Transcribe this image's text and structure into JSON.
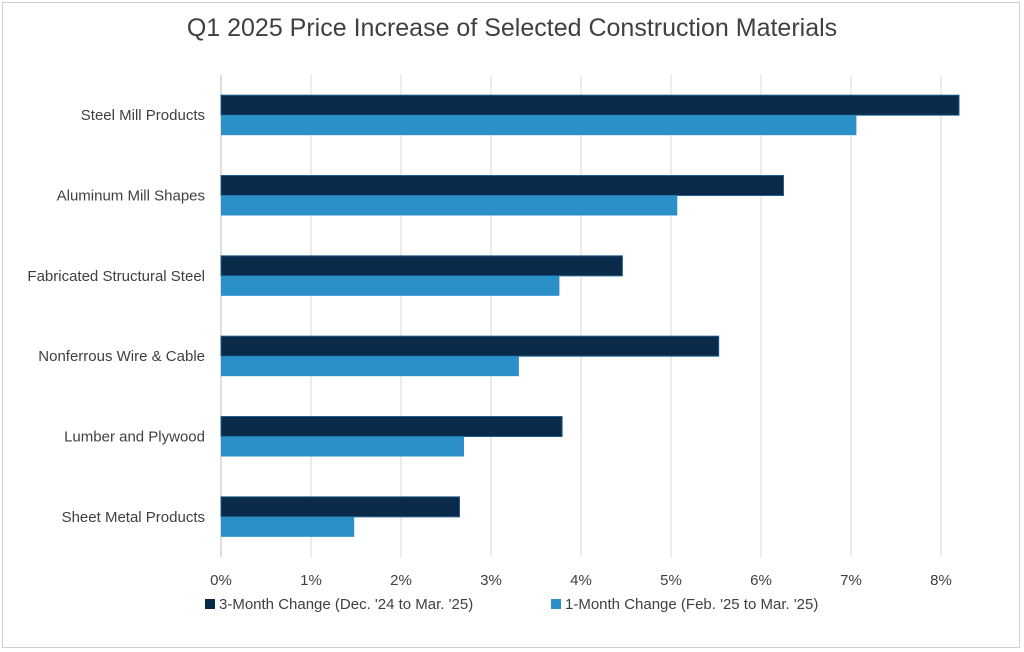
{
  "chart_data": {
    "type": "bar",
    "orientation": "horizontal",
    "title": "Q1 2025 Price Increase of Selected Construction Materials",
    "categories": [
      "Steel Mill Products",
      "Aluminum Mill Shapes",
      "Fabricated Structural Steel",
      "Nonferrous Wire & Cable",
      "Lumber and Plywood",
      "Sheet Metal Products"
    ],
    "series": [
      {
        "name": "3-Month Change (Dec. '24 to Mar. '25)",
        "color": "#0a2a4a",
        "values": [
          8.2,
          6.25,
          4.46,
          5.53,
          3.79,
          2.65
        ]
      },
      {
        "name": "1-Month Change (Feb. '25 to Mar. '25)",
        "color": "#2b8fc8",
        "values": [
          7.06,
          5.07,
          3.76,
          3.31,
          2.7,
          1.48
        ]
      }
    ],
    "xlim": [
      0,
      8
    ],
    "xticks": [
      "0%",
      "1%",
      "2%",
      "3%",
      "4%",
      "5%",
      "6%",
      "7%",
      "8%"
    ],
    "grid": true,
    "legend_position": "bottom"
  }
}
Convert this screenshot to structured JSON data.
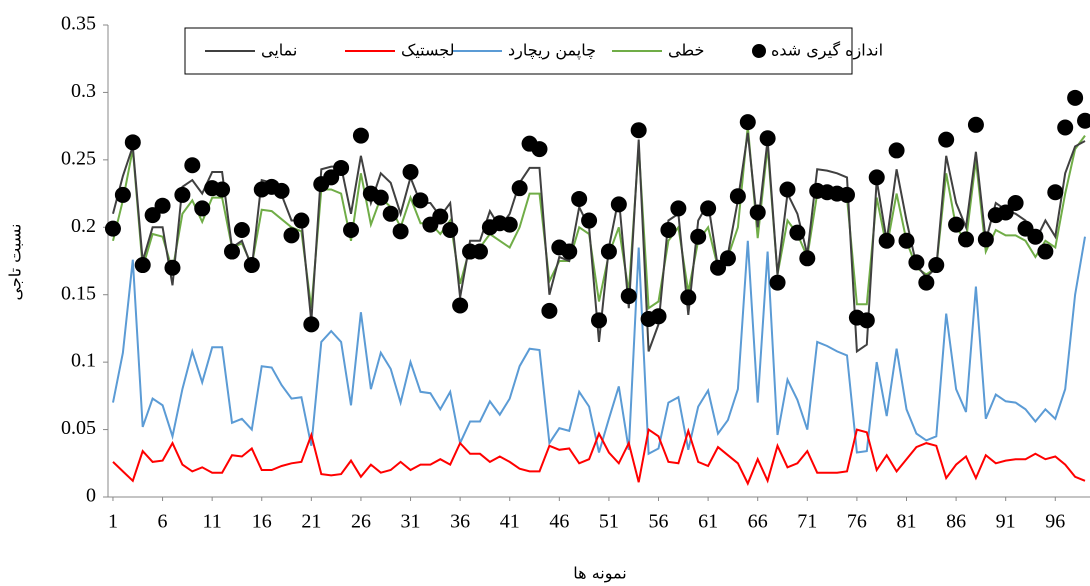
{
  "chart_data": {
    "type": "line",
    "x_label": "نمونه ها",
    "y_label": "نسبت تاجی",
    "x": [
      1,
      2,
      3,
      4,
      5,
      6,
      7,
      8,
      9,
      10,
      11,
      12,
      13,
      14,
      15,
      16,
      17,
      18,
      19,
      20,
      21,
      22,
      23,
      24,
      25,
      26,
      27,
      28,
      29,
      30,
      31,
      32,
      33,
      34,
      35,
      36,
      37,
      38,
      39,
      40,
      41,
      42,
      43,
      44,
      45,
      46,
      47,
      48,
      49,
      50,
      51,
      52,
      53,
      54,
      55,
      56,
      57,
      58,
      59,
      60,
      61,
      62,
      63,
      64,
      65,
      66,
      67,
      68,
      69,
      70,
      71,
      72,
      73,
      74,
      75,
      76,
      77,
      78,
      79,
      80,
      81,
      82,
      83,
      84,
      85,
      86,
      87,
      88,
      89,
      90,
      91,
      92,
      93,
      94,
      95,
      96,
      97,
      98,
      99
    ],
    "xlim": [
      0.5,
      99.5
    ],
    "xticks": [
      1,
      6,
      11,
      16,
      21,
      26,
      31,
      36,
      41,
      46,
      51,
      56,
      61,
      66,
      71,
      76,
      81,
      86,
      91,
      96
    ],
    "ylim": [
      0,
      0.35
    ],
    "yticks": [
      0,
      0.05,
      0.1,
      0.15,
      0.2,
      0.25,
      0.3,
      0.35
    ],
    "series": [
      {
        "name": "اندازه گیری شده",
        "color": "#000000",
        "style": "markers",
        "values": [
          0.199,
          0.224,
          0.263,
          0.172,
          0.209,
          0.216,
          0.17,
          0.224,
          0.246,
          0.214,
          0.229,
          0.228,
          0.182,
          0.198,
          0.172,
          0.228,
          0.23,
          0.227,
          0.194,
          0.205,
          0.128,
          0.232,
          0.237,
          0.244,
          0.198,
          0.268,
          0.225,
          0.222,
          0.21,
          0.197,
          0.241,
          0.22,
          0.202,
          0.208,
          0.198,
          0.142,
          0.182,
          0.182,
          0.2,
          0.203,
          0.202,
          0.229,
          0.262,
          0.258,
          0.138,
          0.185,
          0.182,
          0.221,
          0.205,
          0.131,
          0.182,
          0.217,
          0.149,
          0.272,
          0.132,
          0.134,
          0.198,
          0.214,
          0.148,
          0.193,
          0.214,
          0.17,
          0.177,
          0.223,
          0.278,
          0.211,
          0.266,
          0.159,
          0.228,
          0.196,
          0.177,
          0.227,
          0.226,
          0.225,
          0.224,
          0.133,
          0.131,
          0.237,
          0.19,
          0.257,
          0.19,
          0.174,
          0.159,
          0.172,
          0.265,
          0.202,
          0.191,
          0.276,
          0.191,
          0.209,
          0.211,
          0.218,
          0.199,
          0.193,
          0.182,
          0.226,
          0.274,
          0.296,
          0.279
        ]
      },
      {
        "name": "خطی",
        "color": "#70ad47",
        "style": "line",
        "values": [
          0.19,
          0.22,
          0.258,
          0.17,
          0.195,
          0.193,
          0.168,
          0.21,
          0.22,
          0.204,
          0.222,
          0.222,
          0.185,
          0.188,
          0.172,
          0.213,
          0.212,
          0.206,
          0.2,
          0.197,
          0.14,
          0.228,
          0.228,
          0.225,
          0.19,
          0.24,
          0.202,
          0.222,
          0.215,
          0.2,
          0.222,
          0.203,
          0.203,
          0.195,
          0.205,
          0.158,
          0.185,
          0.185,
          0.195,
          0.19,
          0.185,
          0.2,
          0.225,
          0.225,
          0.16,
          0.175,
          0.175,
          0.2,
          0.195,
          0.145,
          0.18,
          0.2,
          0.152,
          0.26,
          0.14,
          0.145,
          0.19,
          0.2,
          0.152,
          0.19,
          0.2,
          0.17,
          0.178,
          0.2,
          0.275,
          0.192,
          0.26,
          0.165,
          0.205,
          0.195,
          0.178,
          0.225,
          0.225,
          0.222,
          0.222,
          0.143,
          0.143,
          0.222,
          0.185,
          0.225,
          0.19,
          0.17,
          0.165,
          0.17,
          0.24,
          0.2,
          0.19,
          0.25,
          0.182,
          0.198,
          0.194,
          0.194,
          0.19,
          0.178,
          0.19,
          0.185,
          0.225,
          0.258,
          0.268
        ]
      },
      {
        "name": "چاپمن ریچارد",
        "color": "#5b9bd5",
        "style": "line",
        "values": [
          0.07,
          0.107,
          0.176,
          0.052,
          0.073,
          0.068,
          0.045,
          0.08,
          0.108,
          0.085,
          0.111,
          0.111,
          0.055,
          0.058,
          0.05,
          0.097,
          0.096,
          0.083,
          0.073,
          0.074,
          0.038,
          0.115,
          0.123,
          0.115,
          0.068,
          0.137,
          0.08,
          0.107,
          0.095,
          0.07,
          0.1,
          0.078,
          0.077,
          0.065,
          0.078,
          0.04,
          0.056,
          0.056,
          0.071,
          0.061,
          0.073,
          0.097,
          0.11,
          0.109,
          0.04,
          0.051,
          0.049,
          0.078,
          0.067,
          0.033,
          0.058,
          0.082,
          0.035,
          0.185,
          0.032,
          0.036,
          0.07,
          0.074,
          0.035,
          0.067,
          0.079,
          0.047,
          0.057,
          0.08,
          0.19,
          0.07,
          0.182,
          0.046,
          0.087,
          0.072,
          0.05,
          0.115,
          0.112,
          0.108,
          0.105,
          0.033,
          0.034,
          0.1,
          0.06,
          0.11,
          0.065,
          0.047,
          0.042,
          0.045,
          0.136,
          0.08,
          0.063,
          0.156,
          0.058,
          0.076,
          0.071,
          0.07,
          0.065,
          0.056,
          0.065,
          0.058,
          0.08,
          0.15,
          0.193
        ]
      },
      {
        "name": "لجستیک",
        "color": "#ff0000",
        "style": "line",
        "values": [
          0.026,
          0.019,
          0.012,
          0.034,
          0.026,
          0.027,
          0.04,
          0.024,
          0.019,
          0.022,
          0.018,
          0.018,
          0.031,
          0.03,
          0.036,
          0.02,
          0.02,
          0.023,
          0.025,
          0.026,
          0.046,
          0.017,
          0.016,
          0.017,
          0.027,
          0.015,
          0.024,
          0.018,
          0.02,
          0.026,
          0.02,
          0.024,
          0.024,
          0.028,
          0.024,
          0.04,
          0.032,
          0.032,
          0.026,
          0.03,
          0.026,
          0.021,
          0.019,
          0.019,
          0.038,
          0.035,
          0.036,
          0.025,
          0.028,
          0.047,
          0.033,
          0.025,
          0.04,
          0.011,
          0.05,
          0.045,
          0.026,
          0.025,
          0.049,
          0.026,
          0.023,
          0.037,
          0.031,
          0.025,
          0.01,
          0.028,
          0.012,
          0.038,
          0.022,
          0.025,
          0.034,
          0.018,
          0.018,
          0.018,
          0.019,
          0.05,
          0.048,
          0.02,
          0.031,
          0.019,
          0.028,
          0.037,
          0.04,
          0.038,
          0.014,
          0.024,
          0.03,
          0.014,
          0.031,
          0.025,
          0.027,
          0.028,
          0.028,
          0.032,
          0.028,
          0.03,
          0.024,
          0.015,
          0.012
        ]
      },
      {
        "name": "نمایی",
        "color": "#404040",
        "style": "line",
        "values": [
          0.21,
          0.238,
          0.26,
          0.175,
          0.2,
          0.2,
          0.157,
          0.23,
          0.235,
          0.225,
          0.241,
          0.241,
          0.185,
          0.19,
          0.17,
          0.235,
          0.233,
          0.224,
          0.205,
          0.205,
          0.13,
          0.243,
          0.245,
          0.245,
          0.21,
          0.253,
          0.218,
          0.24,
          0.233,
          0.21,
          0.237,
          0.218,
          0.218,
          0.208,
          0.218,
          0.148,
          0.19,
          0.19,
          0.212,
          0.2,
          0.21,
          0.233,
          0.244,
          0.244,
          0.15,
          0.178,
          0.175,
          0.215,
          0.2,
          0.115,
          0.185,
          0.222,
          0.14,
          0.265,
          0.108,
          0.128,
          0.205,
          0.21,
          0.135,
          0.205,
          0.218,
          0.17,
          0.18,
          0.22,
          0.27,
          0.2,
          0.265,
          0.165,
          0.225,
          0.21,
          0.18,
          0.243,
          0.242,
          0.24,
          0.237,
          0.108,
          0.113,
          0.235,
          0.19,
          0.243,
          0.205,
          0.172,
          0.163,
          0.17,
          0.253,
          0.218,
          0.2,
          0.256,
          0.19,
          0.218,
          0.213,
          0.21,
          0.205,
          0.19,
          0.205,
          0.193,
          0.24,
          0.26,
          0.264
        ]
      }
    ]
  }
}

- - - - - - -

• [Exercise prompt] How many lines in the records hold the string "JSON"? Reply with the number alone.

• [Result] 2